[Start of Provided entries]

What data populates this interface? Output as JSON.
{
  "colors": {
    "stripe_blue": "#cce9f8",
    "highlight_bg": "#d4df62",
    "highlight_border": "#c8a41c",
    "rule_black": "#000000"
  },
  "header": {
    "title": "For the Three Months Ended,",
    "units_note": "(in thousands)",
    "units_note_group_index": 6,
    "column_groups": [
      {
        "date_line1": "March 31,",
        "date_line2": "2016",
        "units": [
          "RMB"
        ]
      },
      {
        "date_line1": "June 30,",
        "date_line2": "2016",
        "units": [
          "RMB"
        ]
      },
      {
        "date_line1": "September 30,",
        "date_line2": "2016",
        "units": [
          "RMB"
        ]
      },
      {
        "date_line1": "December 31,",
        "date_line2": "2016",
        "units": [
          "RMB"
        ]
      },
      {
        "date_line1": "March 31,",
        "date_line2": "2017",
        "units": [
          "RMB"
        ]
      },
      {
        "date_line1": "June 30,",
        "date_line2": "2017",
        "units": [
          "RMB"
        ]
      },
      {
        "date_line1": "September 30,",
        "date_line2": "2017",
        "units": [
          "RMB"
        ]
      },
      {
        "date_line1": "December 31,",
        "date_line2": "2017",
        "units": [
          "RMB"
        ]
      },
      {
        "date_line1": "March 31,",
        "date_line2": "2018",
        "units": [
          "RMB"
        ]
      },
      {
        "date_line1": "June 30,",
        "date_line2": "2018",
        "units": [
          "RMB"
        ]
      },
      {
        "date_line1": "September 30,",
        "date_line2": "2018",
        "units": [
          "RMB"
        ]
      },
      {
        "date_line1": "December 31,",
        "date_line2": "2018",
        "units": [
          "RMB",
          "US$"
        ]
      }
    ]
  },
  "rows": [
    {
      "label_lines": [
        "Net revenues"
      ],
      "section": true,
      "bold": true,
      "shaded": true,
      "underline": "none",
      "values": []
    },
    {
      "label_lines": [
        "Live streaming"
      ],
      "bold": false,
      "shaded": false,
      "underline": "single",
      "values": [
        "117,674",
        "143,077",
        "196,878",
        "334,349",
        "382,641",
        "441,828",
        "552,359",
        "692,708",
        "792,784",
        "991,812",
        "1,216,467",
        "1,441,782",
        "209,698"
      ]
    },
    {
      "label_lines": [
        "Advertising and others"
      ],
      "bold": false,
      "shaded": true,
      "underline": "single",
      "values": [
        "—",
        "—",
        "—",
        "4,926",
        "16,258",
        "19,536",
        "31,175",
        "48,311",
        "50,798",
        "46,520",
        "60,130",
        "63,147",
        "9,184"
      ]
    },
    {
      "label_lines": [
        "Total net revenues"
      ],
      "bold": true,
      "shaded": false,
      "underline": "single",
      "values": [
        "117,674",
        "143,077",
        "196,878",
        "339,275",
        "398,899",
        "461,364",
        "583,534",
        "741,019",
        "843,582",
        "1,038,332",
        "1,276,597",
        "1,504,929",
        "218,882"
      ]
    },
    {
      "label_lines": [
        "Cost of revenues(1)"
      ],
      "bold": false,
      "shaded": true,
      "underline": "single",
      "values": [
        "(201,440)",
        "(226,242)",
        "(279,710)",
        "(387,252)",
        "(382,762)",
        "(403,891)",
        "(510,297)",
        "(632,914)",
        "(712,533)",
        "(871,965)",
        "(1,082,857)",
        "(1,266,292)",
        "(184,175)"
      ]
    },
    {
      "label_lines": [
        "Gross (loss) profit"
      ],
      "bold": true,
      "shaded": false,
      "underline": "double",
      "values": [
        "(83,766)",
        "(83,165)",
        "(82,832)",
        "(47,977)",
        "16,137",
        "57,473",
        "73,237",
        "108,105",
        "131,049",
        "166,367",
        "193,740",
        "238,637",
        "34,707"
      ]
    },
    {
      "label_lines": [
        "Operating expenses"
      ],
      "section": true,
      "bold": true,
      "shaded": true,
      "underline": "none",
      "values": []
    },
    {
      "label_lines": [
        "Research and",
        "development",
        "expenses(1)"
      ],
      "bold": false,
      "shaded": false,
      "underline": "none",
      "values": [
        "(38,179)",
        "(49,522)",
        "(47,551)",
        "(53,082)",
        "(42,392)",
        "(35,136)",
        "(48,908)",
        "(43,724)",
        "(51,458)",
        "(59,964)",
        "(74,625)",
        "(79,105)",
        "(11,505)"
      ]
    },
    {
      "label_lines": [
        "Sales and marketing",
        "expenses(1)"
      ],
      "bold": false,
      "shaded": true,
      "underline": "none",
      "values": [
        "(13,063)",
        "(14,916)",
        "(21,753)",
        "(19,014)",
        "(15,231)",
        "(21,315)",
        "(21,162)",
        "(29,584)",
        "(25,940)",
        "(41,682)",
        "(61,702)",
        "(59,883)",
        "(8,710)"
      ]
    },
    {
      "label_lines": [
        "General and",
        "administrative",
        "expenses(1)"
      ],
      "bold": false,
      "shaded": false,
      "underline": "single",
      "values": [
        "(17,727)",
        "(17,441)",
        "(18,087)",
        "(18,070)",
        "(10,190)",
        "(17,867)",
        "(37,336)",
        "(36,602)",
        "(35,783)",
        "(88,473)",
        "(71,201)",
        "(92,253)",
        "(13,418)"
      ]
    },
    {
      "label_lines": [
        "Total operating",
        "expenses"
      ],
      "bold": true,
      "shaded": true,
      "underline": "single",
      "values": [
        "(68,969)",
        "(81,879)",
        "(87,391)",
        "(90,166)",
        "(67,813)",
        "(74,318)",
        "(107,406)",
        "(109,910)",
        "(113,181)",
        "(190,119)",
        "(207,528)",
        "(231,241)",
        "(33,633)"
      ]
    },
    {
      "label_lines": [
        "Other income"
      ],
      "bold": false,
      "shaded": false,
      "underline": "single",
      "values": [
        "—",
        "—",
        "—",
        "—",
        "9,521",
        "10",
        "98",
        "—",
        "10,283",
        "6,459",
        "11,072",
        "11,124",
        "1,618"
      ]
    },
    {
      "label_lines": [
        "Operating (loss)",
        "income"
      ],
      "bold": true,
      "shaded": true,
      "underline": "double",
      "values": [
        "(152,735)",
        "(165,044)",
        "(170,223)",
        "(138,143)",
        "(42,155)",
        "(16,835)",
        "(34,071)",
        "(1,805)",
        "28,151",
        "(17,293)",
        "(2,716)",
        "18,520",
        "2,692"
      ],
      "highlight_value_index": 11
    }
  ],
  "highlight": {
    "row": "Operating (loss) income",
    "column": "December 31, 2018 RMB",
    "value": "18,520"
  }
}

[End of Provided entries]

◆ Task statement:
Print the complete listing again, exactly as it stands.

◆ The reply:
What data populates this interface? Output as JSON.
{
  "colors": {
    "stripe_blue": "#cce9f8",
    "highlight_bg": "#d4df62",
    "highlight_border": "#c8a41c",
    "rule_black": "#000000"
  },
  "header": {
    "title": "For the Three Months Ended,",
    "units_note": "(in thousands)",
    "units_note_group_index": 6,
    "column_groups": [
      {
        "date_line1": "March 31,",
        "date_line2": "2016",
        "units": [
          "RMB"
        ]
      },
      {
        "date_line1": "June 30,",
        "date_line2": "2016",
        "units": [
          "RMB"
        ]
      },
      {
        "date_line1": "September 30,",
        "date_line2": "2016",
        "units": [
          "RMB"
        ]
      },
      {
        "date_line1": "December 31,",
        "date_line2": "2016",
        "units": [
          "RMB"
        ]
      },
      {
        "date_line1": "March 31,",
        "date_line2": "2017",
        "units": [
          "RMB"
        ]
      },
      {
        "date_line1": "June 30,",
        "date_line2": "2017",
        "units": [
          "RMB"
        ]
      },
      {
        "date_line1": "September 30,",
        "date_line2": "2017",
        "units": [
          "RMB"
        ]
      },
      {
        "date_line1": "December 31,",
        "date_line2": "2017",
        "units": [
          "RMB"
        ]
      },
      {
        "date_line1": "March 31,",
        "date_line2": "2018",
        "units": [
          "RMB"
        ]
      },
      {
        "date_line1": "June 30,",
        "date_line2": "2018",
        "units": [
          "RMB"
        ]
      },
      {
        "date_line1": "September 30,",
        "date_line2": "2018",
        "units": [
          "RMB"
        ]
      },
      {
        "date_line1": "December 31,",
        "date_line2": "2018",
        "units": [
          "RMB",
          "US$"
        ]
      }
    ]
  },
  "rows": [
    {
      "label_lines": [
        "Net revenues"
      ],
      "section": true,
      "bold": true,
      "shaded": true,
      "underline": "none",
      "values": []
    },
    {
      "label_lines": [
        "Live streaming"
      ],
      "bold": false,
      "shaded": false,
      "underline": "single",
      "values": [
        "117,674",
        "143,077",
        "196,878",
        "334,349",
        "382,641",
        "441,828",
        "552,359",
        "692,708",
        "792,784",
        "991,812",
        "1,216,467",
        "1,441,782",
        "209,698"
      ]
    },
    {
      "label_lines": [
        "Advertising and others"
      ],
      "bold": false,
      "shaded": true,
      "underline": "single",
      "values": [
        "—",
        "—",
        "—",
        "4,926",
        "16,258",
        "19,536",
        "31,175",
        "48,311",
        "50,798",
        "46,520",
        "60,130",
        "63,147",
        "9,184"
      ]
    },
    {
      "label_lines": [
        "Total net revenues"
      ],
      "bold": true,
      "shaded": false,
      "underline": "single",
      "values": [
        "117,674",
        "143,077",
        "196,878",
        "339,275",
        "398,899",
        "461,364",
        "583,534",
        "741,019",
        "843,582",
        "1,038,332",
        "1,276,597",
        "1,504,929",
        "218,882"
      ]
    },
    {
      "label_lines": [
        "Cost of revenues(1)"
      ],
      "bold": false,
      "shaded": true,
      "underline": "single",
      "values": [
        "(201,440)",
        "(226,242)",
        "(279,710)",
        "(387,252)",
        "(382,762)",
        "(403,891)",
        "(510,297)",
        "(632,914)",
        "(712,533)",
        "(871,965)",
        "(1,082,857)",
        "(1,266,292)",
        "(184,175)"
      ]
    },
    {
      "label_lines": [
        "Gross (loss) profit"
      ],
      "bold": true,
      "shaded": false,
      "underline": "double",
      "values": [
        "(83,766)",
        "(83,165)",
        "(82,832)",
        "(47,977)",
        "16,137",
        "57,473",
        "73,237",
        "108,105",
        "131,049",
        "166,367",
        "193,740",
        "238,637",
        "34,707"
      ]
    },
    {
      "label_lines": [
        "Operating expenses"
      ],
      "section": true,
      "bold": true,
      "shaded": true,
      "underline": "none",
      "values": []
    },
    {
      "label_lines": [
        "Research and",
        "development",
        "expenses(1)"
      ],
      "bold": false,
      "shaded": false,
      "underline": "none",
      "values": [
        "(38,179)",
        "(49,522)",
        "(47,551)",
        "(53,082)",
        "(42,392)",
        "(35,136)",
        "(48,908)",
        "(43,724)",
        "(51,458)",
        "(59,964)",
        "(74,625)",
        "(79,105)",
        "(11,505)"
      ]
    },
    {
      "label_lines": [
        "Sales and marketing",
        "expenses(1)"
      ],
      "bold": false,
      "shaded": true,
      "underline": "none",
      "values": [
        "(13,063)",
        "(14,916)",
        "(21,753)",
        "(19,014)",
        "(15,231)",
        "(21,315)",
        "(21,162)",
        "(29,584)",
        "(25,940)",
        "(41,682)",
        "(61,702)",
        "(59,883)",
        "(8,710)"
      ]
    },
    {
      "label_lines": [
        "General and",
        "administrative",
        "expenses(1)"
      ],
      "bold": false,
      "shaded": false,
      "underline": "single",
      "values": [
        "(17,727)",
        "(17,441)",
        "(18,087)",
        "(18,070)",
        "(10,190)",
        "(17,867)",
        "(37,336)",
        "(36,602)",
        "(35,783)",
        "(88,473)",
        "(71,201)",
        "(92,253)",
        "(13,418)"
      ]
    },
    {
      "label_lines": [
        "Total operating",
        "expenses"
      ],
      "bold": true,
      "shaded": true,
      "underline": "single",
      "values": [
        "(68,969)",
        "(81,879)",
        "(87,391)",
        "(90,166)",
        "(67,813)",
        "(74,318)",
        "(107,406)",
        "(109,910)",
        "(113,181)",
        "(190,119)",
        "(207,528)",
        "(231,241)",
        "(33,633)"
      ]
    },
    {
      "label_lines": [
        "Other income"
      ],
      "bold": false,
      "shaded": false,
      "underline": "single",
      "values": [
        "—",
        "—",
        "—",
        "—",
        "9,521",
        "10",
        "98",
        "—",
        "10,283",
        "6,459",
        "11,072",
        "11,124",
        "1,618"
      ]
    },
    {
      "label_lines": [
        "Operating (loss)",
        "income"
      ],
      "bold": true,
      "shaded": true,
      "underline": "double",
      "values": [
        "(152,735)",
        "(165,044)",
        "(170,223)",
        "(138,143)",
        "(42,155)",
        "(16,835)",
        "(34,071)",
        "(1,805)",
        "28,151",
        "(17,293)",
        "(2,716)",
        "18,520",
        "2,692"
      ],
      "highlight_value_index": 11
    }
  ],
  "highlight": {
    "row": "Operating (loss) income",
    "column": "December 31, 2018 RMB",
    "value": "18,520"
  }
}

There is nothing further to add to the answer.